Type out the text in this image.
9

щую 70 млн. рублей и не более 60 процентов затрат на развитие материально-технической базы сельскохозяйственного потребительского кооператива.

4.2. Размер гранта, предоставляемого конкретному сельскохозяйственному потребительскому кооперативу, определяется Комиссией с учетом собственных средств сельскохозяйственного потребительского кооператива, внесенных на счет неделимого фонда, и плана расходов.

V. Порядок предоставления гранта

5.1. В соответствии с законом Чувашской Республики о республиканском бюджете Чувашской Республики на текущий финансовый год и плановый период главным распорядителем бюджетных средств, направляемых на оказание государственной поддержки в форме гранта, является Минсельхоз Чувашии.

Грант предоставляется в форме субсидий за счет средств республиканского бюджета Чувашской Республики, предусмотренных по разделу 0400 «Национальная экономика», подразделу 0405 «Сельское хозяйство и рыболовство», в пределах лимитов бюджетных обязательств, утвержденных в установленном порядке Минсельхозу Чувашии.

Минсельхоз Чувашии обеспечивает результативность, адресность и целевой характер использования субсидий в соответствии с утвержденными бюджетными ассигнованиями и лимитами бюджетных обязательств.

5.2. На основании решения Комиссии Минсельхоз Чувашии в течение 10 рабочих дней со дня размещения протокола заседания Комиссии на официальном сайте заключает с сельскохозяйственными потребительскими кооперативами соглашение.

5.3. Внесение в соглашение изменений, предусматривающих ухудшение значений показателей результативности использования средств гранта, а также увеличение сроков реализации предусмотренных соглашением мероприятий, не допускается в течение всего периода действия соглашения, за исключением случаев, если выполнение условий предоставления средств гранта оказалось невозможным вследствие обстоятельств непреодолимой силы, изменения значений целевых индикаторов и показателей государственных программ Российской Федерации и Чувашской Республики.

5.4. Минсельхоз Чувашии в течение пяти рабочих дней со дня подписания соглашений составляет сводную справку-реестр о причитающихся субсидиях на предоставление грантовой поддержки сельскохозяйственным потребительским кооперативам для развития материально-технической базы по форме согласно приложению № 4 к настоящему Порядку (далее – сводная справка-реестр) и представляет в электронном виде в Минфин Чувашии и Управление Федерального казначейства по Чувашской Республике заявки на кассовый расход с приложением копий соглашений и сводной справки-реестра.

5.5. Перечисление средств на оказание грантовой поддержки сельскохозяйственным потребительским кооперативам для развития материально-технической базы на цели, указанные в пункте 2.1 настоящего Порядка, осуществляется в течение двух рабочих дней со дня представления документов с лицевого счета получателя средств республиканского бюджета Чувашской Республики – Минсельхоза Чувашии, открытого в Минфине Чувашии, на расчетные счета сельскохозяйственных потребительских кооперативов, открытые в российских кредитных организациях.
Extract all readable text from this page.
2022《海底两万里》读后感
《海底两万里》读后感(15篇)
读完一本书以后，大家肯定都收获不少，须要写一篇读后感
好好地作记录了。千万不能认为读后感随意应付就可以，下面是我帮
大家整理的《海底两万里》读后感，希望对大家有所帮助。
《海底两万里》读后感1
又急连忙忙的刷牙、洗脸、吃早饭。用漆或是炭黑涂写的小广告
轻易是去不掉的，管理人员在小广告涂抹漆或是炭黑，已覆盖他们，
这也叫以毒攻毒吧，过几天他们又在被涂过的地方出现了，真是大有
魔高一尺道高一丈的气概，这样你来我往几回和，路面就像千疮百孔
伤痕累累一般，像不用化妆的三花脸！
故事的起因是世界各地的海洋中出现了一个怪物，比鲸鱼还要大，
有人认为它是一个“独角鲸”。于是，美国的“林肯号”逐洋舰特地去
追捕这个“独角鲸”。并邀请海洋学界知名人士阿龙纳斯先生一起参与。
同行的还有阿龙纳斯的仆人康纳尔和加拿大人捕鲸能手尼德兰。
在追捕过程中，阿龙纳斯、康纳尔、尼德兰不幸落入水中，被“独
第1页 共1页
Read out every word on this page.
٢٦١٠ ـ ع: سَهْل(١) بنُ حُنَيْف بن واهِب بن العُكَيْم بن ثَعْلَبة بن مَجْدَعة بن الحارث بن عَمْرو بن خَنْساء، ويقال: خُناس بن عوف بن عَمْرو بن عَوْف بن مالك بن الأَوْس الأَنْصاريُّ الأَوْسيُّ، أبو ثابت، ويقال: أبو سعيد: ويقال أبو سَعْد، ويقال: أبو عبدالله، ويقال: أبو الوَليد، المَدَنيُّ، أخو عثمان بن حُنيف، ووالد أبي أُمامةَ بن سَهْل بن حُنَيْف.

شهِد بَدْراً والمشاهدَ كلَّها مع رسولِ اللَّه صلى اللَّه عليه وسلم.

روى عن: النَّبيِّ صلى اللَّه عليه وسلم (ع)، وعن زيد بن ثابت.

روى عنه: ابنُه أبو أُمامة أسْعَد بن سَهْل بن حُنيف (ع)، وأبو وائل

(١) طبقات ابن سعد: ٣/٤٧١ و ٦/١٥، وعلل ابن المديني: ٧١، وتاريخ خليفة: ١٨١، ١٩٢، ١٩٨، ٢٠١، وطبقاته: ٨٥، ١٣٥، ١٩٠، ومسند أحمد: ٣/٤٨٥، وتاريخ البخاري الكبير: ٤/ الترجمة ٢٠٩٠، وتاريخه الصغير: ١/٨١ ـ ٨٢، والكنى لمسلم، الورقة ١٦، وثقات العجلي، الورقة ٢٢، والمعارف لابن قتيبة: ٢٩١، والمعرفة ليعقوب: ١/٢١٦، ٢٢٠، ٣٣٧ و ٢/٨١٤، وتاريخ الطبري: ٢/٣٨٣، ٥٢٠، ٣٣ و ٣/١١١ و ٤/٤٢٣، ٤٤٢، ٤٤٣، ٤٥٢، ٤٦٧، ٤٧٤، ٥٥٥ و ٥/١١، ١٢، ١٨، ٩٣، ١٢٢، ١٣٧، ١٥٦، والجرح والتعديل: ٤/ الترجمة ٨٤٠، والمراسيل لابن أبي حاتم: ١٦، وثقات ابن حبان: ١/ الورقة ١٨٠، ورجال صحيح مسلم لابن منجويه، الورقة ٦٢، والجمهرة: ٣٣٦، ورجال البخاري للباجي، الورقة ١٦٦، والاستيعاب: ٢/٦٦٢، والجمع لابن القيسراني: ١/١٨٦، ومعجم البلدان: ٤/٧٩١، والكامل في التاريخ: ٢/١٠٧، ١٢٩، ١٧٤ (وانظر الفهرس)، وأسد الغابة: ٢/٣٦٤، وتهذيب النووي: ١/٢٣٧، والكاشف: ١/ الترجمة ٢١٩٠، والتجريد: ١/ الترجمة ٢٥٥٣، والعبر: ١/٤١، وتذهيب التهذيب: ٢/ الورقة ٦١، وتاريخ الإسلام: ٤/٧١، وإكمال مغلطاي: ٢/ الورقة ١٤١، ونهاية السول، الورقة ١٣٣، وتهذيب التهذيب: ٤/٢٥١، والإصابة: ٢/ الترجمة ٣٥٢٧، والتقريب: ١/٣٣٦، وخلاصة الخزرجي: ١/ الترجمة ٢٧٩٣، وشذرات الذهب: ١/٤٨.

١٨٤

══════════

Work instructions => What is the number of lines in this listing that contain the word "сельскохозяйственного"? Answer with that number and nothing else.

Right answer => 2